### INSTRUCTION
Which lines contain the string "gawa"? Please list every one of them.

◆ ◆ ◆

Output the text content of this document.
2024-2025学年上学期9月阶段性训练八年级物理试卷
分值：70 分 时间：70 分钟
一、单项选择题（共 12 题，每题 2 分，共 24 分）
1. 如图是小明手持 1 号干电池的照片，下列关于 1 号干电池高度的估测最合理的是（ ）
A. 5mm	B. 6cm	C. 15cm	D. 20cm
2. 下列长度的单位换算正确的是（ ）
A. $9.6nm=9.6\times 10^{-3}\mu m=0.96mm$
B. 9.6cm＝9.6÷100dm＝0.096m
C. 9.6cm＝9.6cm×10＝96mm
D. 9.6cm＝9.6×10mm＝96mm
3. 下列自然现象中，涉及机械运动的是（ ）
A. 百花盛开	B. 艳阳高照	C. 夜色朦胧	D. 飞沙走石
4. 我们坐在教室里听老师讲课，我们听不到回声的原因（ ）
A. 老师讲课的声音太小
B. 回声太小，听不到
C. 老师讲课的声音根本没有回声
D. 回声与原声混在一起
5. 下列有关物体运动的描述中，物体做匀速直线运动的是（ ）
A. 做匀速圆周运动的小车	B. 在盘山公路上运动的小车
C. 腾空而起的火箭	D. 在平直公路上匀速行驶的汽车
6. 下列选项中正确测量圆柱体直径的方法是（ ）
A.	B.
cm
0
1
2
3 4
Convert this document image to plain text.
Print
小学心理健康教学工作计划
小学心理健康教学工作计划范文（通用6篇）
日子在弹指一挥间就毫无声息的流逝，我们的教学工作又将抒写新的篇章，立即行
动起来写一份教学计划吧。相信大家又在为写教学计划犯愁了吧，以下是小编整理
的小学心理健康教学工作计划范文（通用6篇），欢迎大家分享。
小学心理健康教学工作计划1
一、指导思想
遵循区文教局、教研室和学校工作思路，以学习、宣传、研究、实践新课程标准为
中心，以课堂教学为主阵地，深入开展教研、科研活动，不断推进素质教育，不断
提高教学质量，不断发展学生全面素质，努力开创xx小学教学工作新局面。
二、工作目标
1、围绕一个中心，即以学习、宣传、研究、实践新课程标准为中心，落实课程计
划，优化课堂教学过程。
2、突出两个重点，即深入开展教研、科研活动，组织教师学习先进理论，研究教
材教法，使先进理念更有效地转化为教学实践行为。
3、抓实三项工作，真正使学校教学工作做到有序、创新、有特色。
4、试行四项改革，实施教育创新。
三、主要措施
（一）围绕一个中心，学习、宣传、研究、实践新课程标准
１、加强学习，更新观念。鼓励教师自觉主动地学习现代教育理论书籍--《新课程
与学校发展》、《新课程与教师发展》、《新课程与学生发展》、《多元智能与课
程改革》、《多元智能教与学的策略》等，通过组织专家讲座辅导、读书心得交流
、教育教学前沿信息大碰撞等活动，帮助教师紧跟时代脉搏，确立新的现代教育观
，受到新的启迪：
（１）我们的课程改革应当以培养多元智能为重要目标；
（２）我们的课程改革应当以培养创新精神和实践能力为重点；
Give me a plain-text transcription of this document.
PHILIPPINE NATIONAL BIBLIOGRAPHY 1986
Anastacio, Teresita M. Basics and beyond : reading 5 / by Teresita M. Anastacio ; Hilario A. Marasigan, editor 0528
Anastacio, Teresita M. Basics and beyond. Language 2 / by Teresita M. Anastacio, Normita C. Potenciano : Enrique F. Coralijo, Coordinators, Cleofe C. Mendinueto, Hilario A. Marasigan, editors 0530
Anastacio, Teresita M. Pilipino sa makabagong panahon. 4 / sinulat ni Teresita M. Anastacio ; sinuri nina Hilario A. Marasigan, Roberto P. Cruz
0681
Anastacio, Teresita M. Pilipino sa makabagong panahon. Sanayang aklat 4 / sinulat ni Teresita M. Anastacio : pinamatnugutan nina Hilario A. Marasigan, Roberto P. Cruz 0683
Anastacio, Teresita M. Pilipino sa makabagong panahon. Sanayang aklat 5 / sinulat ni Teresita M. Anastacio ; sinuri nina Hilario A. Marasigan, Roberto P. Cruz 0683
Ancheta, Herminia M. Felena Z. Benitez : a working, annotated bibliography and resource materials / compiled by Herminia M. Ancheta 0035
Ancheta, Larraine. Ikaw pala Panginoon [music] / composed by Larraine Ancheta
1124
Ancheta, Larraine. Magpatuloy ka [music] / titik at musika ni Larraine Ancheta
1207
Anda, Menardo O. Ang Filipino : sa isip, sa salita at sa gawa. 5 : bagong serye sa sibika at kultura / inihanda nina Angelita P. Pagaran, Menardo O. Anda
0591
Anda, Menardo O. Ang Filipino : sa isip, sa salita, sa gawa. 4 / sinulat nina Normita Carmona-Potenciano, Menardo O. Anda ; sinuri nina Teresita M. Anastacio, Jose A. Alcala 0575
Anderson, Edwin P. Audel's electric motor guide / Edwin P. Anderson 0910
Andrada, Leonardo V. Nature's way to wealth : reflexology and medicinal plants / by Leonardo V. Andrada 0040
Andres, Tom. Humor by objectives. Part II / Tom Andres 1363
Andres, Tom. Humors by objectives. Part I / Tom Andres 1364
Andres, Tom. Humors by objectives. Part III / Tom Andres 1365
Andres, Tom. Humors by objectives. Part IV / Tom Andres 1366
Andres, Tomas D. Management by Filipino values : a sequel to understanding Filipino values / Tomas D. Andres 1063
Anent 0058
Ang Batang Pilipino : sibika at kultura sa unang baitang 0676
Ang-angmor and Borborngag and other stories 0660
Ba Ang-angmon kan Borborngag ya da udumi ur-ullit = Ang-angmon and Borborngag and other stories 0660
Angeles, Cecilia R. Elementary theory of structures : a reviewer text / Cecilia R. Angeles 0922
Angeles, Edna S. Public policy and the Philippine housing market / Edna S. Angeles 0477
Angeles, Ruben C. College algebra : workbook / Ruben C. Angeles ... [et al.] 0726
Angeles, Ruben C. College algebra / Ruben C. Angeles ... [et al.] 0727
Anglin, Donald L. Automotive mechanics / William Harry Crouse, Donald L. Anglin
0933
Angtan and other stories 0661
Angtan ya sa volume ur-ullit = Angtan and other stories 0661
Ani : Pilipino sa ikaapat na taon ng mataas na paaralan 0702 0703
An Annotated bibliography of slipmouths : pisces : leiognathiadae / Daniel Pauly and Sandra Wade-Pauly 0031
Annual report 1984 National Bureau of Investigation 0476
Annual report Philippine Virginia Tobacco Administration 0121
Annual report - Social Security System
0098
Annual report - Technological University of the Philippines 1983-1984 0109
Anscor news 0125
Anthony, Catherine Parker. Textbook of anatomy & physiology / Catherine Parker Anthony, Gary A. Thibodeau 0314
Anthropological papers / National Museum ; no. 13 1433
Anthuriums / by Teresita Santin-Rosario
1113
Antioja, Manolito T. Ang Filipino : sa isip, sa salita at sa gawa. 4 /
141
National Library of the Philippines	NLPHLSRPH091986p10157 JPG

◆ ◆ ◆

### RESULT OF THE EXERCISE
Anda, Menardo O. Ang Filipino : sa isip, sa salita at sa gawa. 5 : bagong serye sa sibika at kultura / inihanda nina Angelita P. Pagaran, Menardo O. Anda
Anda, Menardo O. Ang Filipino : sa isip, sa salita, sa gawa. 4 / sinulat nina Normita Carmona-Potenciano, Menardo O. Anda ; sinuri nina Teresita M. Anastacio, Jose A. Alcala 0575
Antioja, Manolito T. Ang Filipino : sa isip, sa salita at sa gawa. 4 /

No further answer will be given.